Count how many lines of the material below contain the string "conservative". State only the number.

--- Start Raw records ---

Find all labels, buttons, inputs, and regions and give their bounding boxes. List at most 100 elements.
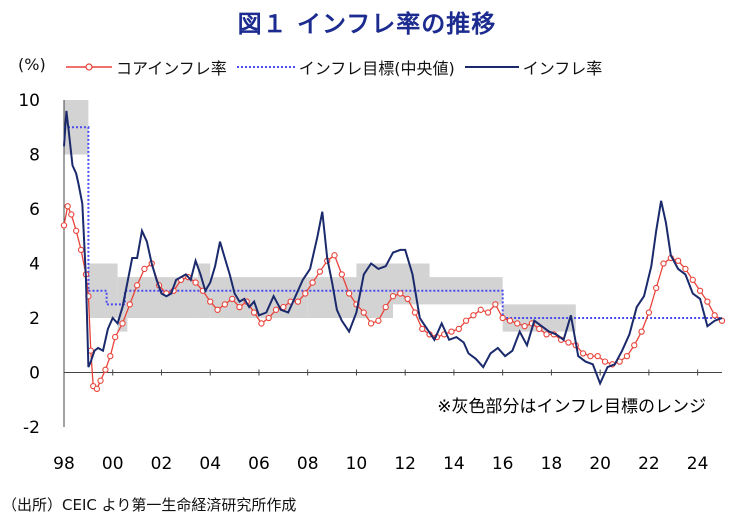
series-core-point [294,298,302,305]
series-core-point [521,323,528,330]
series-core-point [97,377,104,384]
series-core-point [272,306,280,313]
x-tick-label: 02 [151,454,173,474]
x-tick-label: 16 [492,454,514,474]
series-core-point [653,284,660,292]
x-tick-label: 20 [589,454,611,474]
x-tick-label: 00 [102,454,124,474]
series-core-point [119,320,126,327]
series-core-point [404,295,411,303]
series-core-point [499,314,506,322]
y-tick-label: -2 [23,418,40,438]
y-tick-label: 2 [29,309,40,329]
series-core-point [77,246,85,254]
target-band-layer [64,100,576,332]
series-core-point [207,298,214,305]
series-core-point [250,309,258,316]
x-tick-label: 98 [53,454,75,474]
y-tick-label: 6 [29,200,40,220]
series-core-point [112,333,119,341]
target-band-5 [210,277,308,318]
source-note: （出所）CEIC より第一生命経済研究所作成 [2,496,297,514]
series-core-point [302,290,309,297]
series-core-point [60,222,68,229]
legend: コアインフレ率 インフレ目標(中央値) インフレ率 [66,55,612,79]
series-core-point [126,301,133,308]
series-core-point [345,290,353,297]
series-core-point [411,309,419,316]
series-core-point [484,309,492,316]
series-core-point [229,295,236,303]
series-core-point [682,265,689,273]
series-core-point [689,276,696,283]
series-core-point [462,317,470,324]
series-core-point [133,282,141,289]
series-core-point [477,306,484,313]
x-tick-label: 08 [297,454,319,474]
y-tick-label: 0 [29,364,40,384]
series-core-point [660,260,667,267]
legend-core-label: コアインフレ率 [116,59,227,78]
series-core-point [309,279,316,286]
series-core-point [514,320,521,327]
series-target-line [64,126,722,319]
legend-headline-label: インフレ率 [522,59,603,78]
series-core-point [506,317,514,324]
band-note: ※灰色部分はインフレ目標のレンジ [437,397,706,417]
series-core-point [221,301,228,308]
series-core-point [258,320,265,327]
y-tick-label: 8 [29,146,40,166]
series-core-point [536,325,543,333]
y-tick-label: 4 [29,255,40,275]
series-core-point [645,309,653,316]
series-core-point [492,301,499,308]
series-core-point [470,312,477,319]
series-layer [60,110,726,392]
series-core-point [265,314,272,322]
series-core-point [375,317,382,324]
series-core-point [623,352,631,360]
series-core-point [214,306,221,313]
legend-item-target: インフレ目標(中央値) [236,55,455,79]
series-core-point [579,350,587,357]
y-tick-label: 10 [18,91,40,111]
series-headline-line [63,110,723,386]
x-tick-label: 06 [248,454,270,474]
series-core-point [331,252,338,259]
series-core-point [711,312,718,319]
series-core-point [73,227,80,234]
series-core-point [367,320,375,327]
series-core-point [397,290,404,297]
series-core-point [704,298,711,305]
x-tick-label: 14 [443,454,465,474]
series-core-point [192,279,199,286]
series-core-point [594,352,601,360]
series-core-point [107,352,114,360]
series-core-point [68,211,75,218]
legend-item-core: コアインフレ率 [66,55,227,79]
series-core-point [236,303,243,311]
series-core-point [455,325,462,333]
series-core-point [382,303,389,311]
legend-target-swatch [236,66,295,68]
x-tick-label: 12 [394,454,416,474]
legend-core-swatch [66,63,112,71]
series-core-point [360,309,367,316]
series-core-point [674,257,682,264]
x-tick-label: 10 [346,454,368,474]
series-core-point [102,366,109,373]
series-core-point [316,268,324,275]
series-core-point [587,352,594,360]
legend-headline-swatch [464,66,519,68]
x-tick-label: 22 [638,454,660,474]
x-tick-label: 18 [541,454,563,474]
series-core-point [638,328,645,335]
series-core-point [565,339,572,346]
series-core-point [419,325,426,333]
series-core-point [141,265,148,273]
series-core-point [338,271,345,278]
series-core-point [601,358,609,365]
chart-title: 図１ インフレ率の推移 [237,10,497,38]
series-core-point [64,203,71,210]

--- End Raw records ---
--- Start Raw records ---

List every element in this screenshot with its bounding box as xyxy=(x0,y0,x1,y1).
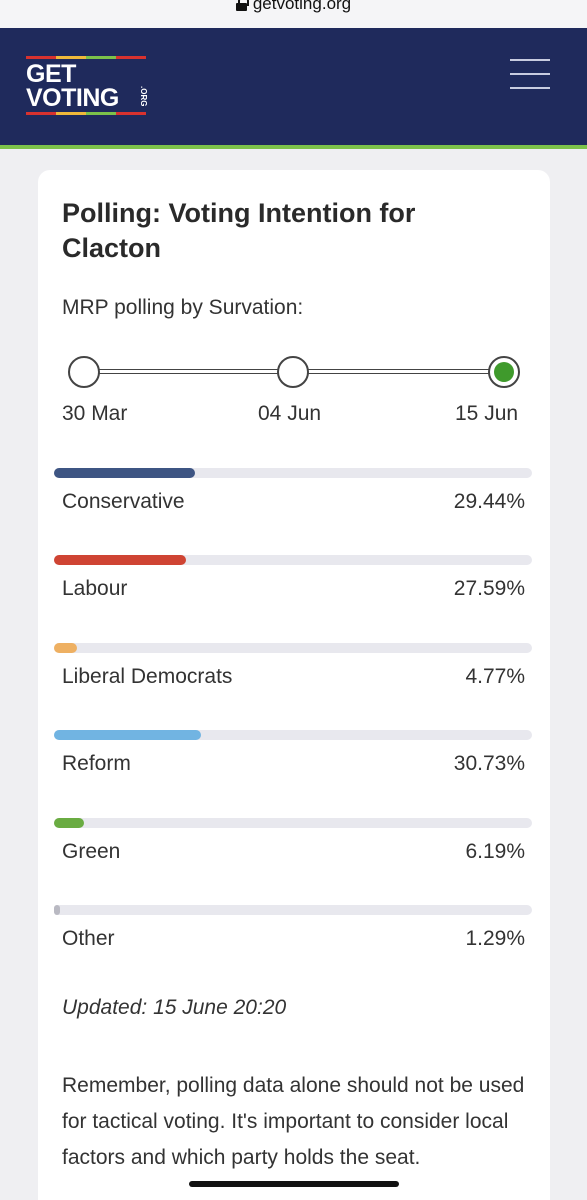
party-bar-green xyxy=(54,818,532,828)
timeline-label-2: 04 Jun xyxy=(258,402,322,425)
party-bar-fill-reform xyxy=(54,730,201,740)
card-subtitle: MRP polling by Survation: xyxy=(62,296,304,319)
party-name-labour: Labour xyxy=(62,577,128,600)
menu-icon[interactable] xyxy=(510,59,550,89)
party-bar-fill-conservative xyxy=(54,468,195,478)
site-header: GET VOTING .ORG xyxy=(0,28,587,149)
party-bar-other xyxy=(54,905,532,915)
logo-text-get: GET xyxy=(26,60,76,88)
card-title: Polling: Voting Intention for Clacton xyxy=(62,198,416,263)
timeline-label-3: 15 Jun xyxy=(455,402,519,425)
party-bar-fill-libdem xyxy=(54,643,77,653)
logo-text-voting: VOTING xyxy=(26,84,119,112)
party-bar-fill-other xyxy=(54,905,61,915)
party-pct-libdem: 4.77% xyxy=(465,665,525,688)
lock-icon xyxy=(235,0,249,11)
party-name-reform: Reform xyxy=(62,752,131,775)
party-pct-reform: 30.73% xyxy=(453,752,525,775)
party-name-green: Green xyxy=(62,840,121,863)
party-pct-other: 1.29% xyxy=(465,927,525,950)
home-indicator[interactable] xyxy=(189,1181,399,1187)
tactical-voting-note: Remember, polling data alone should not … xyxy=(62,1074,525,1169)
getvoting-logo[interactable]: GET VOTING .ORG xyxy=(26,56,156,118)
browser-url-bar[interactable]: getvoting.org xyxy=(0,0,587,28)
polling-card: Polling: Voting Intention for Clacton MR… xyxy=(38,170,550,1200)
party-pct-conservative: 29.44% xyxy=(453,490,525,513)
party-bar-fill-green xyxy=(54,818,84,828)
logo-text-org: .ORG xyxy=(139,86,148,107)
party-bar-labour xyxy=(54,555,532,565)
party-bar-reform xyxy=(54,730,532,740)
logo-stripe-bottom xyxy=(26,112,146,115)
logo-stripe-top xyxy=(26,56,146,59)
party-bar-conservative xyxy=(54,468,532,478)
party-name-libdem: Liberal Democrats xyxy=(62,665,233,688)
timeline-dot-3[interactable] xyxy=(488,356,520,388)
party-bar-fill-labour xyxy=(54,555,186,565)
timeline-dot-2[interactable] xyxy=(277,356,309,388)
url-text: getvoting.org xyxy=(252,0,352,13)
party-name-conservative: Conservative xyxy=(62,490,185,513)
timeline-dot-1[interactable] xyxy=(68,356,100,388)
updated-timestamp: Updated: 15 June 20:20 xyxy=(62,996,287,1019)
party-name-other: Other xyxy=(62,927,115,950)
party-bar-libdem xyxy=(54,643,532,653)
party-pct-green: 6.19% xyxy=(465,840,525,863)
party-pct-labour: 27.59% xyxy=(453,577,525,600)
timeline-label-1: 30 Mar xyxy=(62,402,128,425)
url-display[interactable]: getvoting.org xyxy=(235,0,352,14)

--- End Raw records ---
--- Start Raw records ---

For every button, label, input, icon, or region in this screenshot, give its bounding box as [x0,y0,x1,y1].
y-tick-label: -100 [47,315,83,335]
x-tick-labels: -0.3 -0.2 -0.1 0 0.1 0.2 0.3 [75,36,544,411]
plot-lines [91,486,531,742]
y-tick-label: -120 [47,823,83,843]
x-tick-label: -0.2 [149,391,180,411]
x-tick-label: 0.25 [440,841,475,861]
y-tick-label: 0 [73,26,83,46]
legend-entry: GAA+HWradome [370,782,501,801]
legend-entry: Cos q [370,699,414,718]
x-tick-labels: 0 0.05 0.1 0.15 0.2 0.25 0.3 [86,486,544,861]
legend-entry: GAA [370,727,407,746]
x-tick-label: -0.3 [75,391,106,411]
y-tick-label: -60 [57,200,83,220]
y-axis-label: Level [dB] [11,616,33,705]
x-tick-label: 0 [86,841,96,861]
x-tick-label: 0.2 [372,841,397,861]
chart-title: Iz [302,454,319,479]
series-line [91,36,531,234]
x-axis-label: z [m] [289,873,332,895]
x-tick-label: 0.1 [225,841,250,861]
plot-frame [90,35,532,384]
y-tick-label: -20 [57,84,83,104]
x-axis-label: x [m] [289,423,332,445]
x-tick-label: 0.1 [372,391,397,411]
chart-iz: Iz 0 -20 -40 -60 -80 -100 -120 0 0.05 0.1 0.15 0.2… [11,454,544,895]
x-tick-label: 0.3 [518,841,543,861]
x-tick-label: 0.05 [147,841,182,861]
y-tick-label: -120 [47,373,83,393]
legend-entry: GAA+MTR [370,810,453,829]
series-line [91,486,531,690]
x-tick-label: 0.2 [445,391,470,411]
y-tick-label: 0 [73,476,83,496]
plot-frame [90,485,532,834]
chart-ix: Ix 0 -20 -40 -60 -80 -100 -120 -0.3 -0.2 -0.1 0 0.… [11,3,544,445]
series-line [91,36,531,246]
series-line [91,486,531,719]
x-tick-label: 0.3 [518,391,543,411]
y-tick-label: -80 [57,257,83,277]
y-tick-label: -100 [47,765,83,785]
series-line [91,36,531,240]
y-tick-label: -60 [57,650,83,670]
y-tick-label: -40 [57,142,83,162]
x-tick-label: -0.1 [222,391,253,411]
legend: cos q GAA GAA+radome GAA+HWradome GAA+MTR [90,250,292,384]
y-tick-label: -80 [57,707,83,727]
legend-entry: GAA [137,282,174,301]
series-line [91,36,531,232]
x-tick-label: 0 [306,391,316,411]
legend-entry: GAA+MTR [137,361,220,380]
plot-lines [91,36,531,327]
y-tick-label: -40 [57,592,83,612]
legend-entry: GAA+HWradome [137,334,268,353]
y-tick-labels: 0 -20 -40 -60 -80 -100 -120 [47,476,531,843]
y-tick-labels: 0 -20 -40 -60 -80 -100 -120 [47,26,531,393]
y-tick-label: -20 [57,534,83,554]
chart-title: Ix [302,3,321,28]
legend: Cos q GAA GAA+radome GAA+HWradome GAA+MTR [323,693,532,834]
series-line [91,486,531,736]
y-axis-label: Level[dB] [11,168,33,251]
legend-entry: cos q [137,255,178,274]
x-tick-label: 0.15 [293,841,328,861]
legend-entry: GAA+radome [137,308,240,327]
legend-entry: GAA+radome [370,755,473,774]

--- End Raw records ---

### Solution to the exercise:
4